*WRITTEN PROBLEM*: Keep the pictures out of the copy and print all the entries below exactly.

*RECORDS PROVIDED*:

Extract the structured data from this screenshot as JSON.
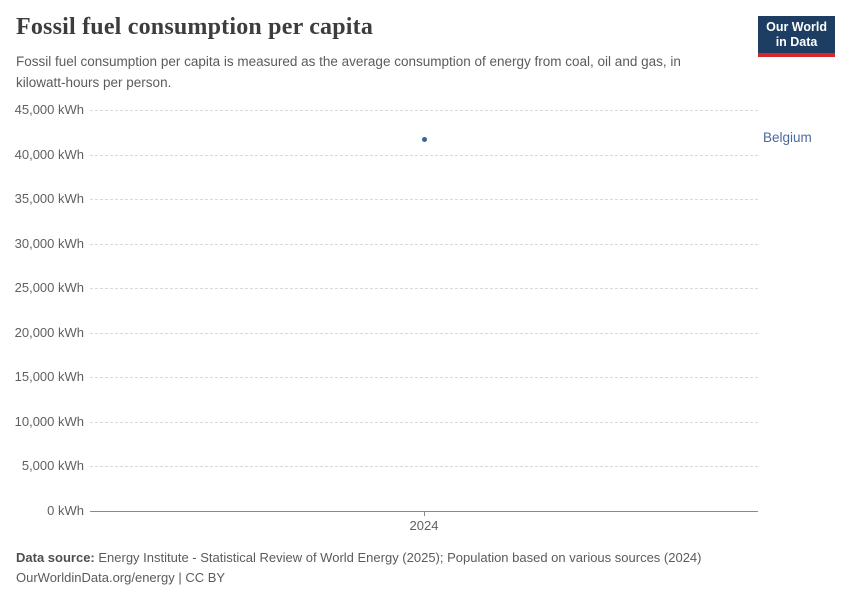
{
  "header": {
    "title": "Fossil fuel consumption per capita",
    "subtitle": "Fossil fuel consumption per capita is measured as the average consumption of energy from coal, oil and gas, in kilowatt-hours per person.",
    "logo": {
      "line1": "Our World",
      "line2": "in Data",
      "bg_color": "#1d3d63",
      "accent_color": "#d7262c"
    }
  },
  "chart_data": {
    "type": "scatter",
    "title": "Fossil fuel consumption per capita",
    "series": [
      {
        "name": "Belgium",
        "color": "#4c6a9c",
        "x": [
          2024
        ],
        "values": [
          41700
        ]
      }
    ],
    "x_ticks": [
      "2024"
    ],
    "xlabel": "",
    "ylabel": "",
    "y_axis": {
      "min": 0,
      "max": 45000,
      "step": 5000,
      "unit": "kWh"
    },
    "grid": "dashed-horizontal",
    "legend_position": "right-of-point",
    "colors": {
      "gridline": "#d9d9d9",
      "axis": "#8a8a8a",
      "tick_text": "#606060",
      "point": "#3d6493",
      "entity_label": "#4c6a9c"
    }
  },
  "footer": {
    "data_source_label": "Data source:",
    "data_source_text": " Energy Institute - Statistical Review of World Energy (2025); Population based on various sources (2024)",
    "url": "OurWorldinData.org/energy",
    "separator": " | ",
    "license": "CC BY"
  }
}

*ANSWER*:
Extract the structured data from this screenshot as JSON.
{
  "header": {
    "title": "Fossil fuel consumption per capita",
    "subtitle": "Fossil fuel consumption per capita is measured as the average consumption of energy from coal, oil and gas, in kilowatt-hours per person.",
    "logo": {
      "line1": "Our World",
      "line2": "in Data",
      "bg_color": "#1d3d63",
      "accent_color": "#d7262c"
    }
  },
  "chart_data": {
    "type": "scatter",
    "title": "Fossil fuel consumption per capita",
    "series": [
      {
        "name": "Belgium",
        "color": "#4c6a9c",
        "x": [
          2024
        ],
        "values": [
          41700
        ]
      }
    ],
    "x_ticks": [
      "2024"
    ],
    "xlabel": "",
    "ylabel": "",
    "y_axis": {
      "min": 0,
      "max": 45000,
      "step": 5000,
      "unit": "kWh"
    },
    "grid": "dashed-horizontal",
    "legend_position": "right-of-point",
    "colors": {
      "gridline": "#d9d9d9",
      "axis": "#8a8a8a",
      "tick_text": "#606060",
      "point": "#3d6493",
      "entity_label": "#4c6a9c"
    }
  },
  "footer": {
    "data_source_label": "Data source:",
    "data_source_text": " Energy Institute - Statistical Review of World Energy (2025); Population based on various sources (2024)",
    "url": "OurWorldinData.org/energy",
    "separator": " | ",
    "license": "CC BY"
  }
}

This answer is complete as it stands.